> _To do_:
Find and copy every line in the records that includes the string "selected".
-- START Data extract --
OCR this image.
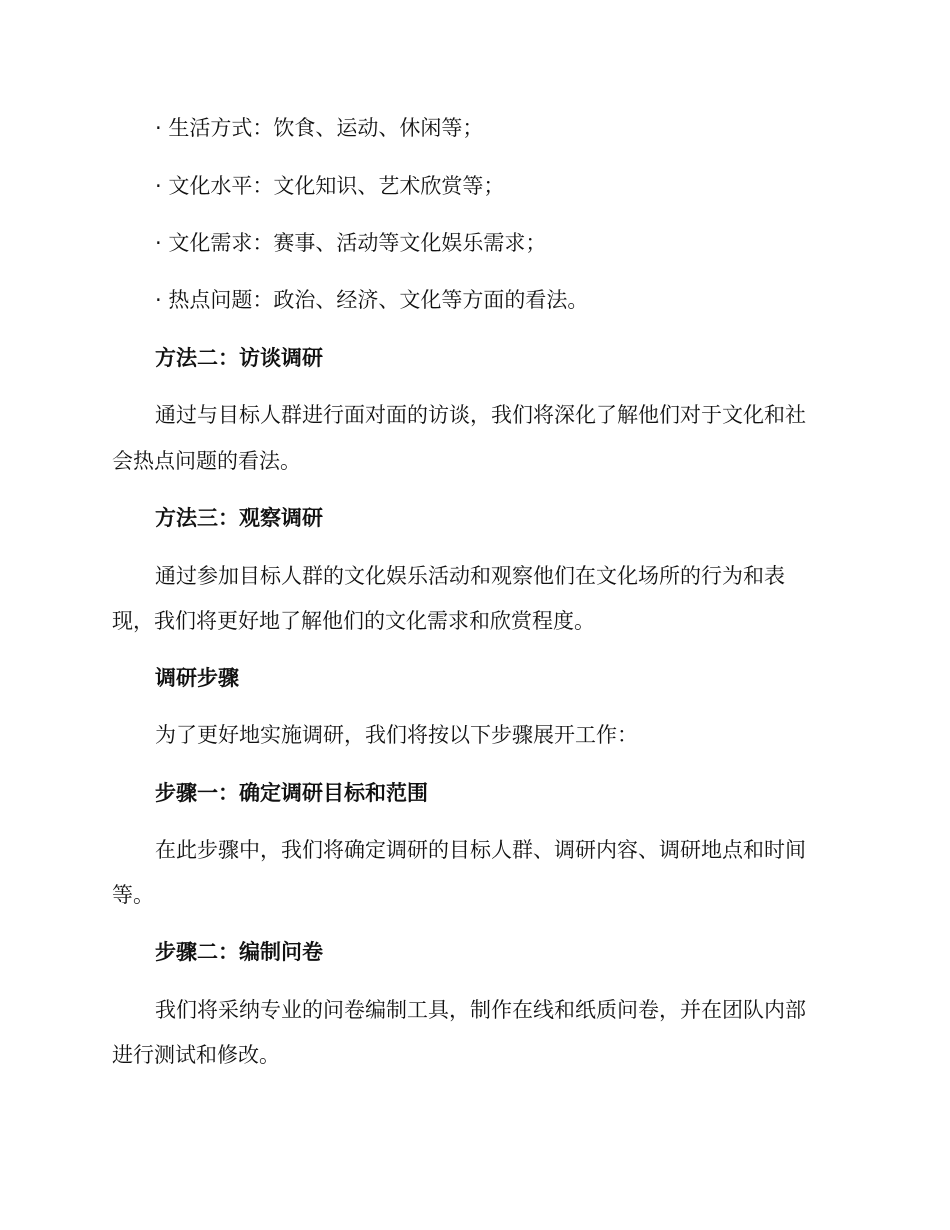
· 生活方式：饮食、运动、休闲等；
· 文化水平：文化知识、艺术欣赏等；
· 文化需求：赛事、活动等文化娱乐需求；
· 热点问题：政治、经济、文化等方面的看法。
方法二：访谈调研
通过与目标人群进行面对面的访谈，我们将深化了解他们对于文化和社
会热点问题的看法。
方法三：观察调研
通过参加目标人群的文化娱乐活动和观察他们在文化场所的行为和表
现，我们将更好地了解他们的文化需求和欣赏程度。
调研步骤
为了更好地实施调研，我们将按以下步骤展开工作：
步骤一：确定调研目标和范围
在此步骤中，我们将确定调研的目标人群、调研内容、调研地点和时间
等。
步骤二：编制问卷
我们将采纳专业的问卷编制工具，制作在线和纸质问卷，并在团队内部
进行测试和修改。
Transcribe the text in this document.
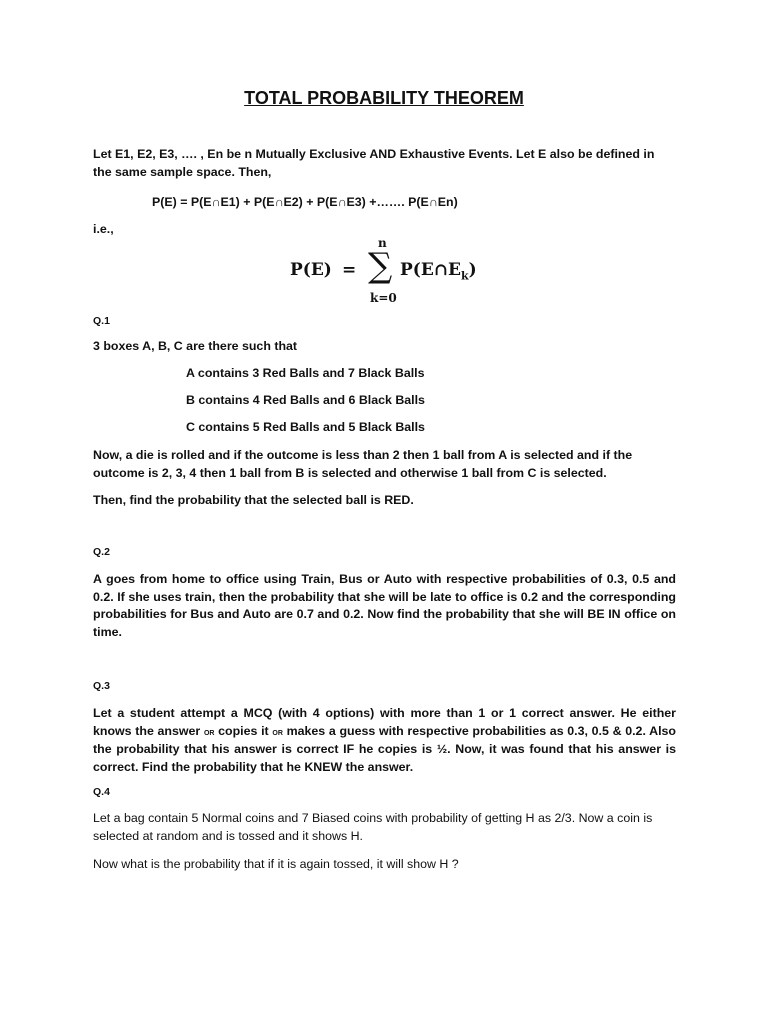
TOTAL PROBABILITY THEOREM

Let E1, E2, E3, …. , En be n Mutually Exclusive AND Exhaustive Events. Let E also be defined in the same sample space. Then,

P(E) = P(E∩E1) + P(E∩E2) + P(E∩E3) +……. P(E∩En)

i.e.,

P(E) =
n
∑
k=0
$P(E\cap E_k)$

Q.1

3 boxes A, B, C are there such that

A contains 3 Red Balls and 7 Black Balls

B contains 4 Red Balls and 6 Black Balls

C contains 5 Red Balls and 5 Black Balls

Now, a die is rolled and if the outcome is less than 2 then 1 ball from A is selected and if the outcome is 2, 3, 4 then 1 ball from B is selected and otherwise 1 ball from C is selected.

Then, find the probability that the selected ball is RED.

Q.2

A goes from home to office using Train, Bus or Auto with respective probabilities of 0.3, 0.5 and 0.2. If she uses train, then the probability that she will be late to office is 0.2 and the corresponding probabilities for Bus and Auto are 0.7 and 0.2. Now find the probability that she will BE IN office on time.

Q.3

Let a student attempt a MCQ (with 4 options) with more than 1 or 1 correct answer. He either knows the answer or copies it or makes a guess with respective probabilities as 0.3, 0.5 & 0.2. Also the probability that his answer is correct IF he copies is ½. Now, it was found that his answer is correct. Find the probability that he KNEW the answer.

Q.4

Let a bag contain 5 Normal coins and 7 Biased coins with probability of getting H as 2/3. Now a coin is selected at random and is tossed and it shows H.

Now what is the probability that if it is again tossed, it will show H ?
-- END Data extract --
> _Answer to the exercise_:
Now, a die is rolled and if the outcome is less than 2 then 1 ball from A is selected and if the outcome is 2, 3, 4 then 1 ball from B is selected and otherwise 1 ball from C is selected.
Then, find the probability that the selected ball is RED.
Let a bag contain 5 Normal coins and 7 Biased coins with probability of getting H as 2/3. Now a coin is selected at random and is tossed and it shows H.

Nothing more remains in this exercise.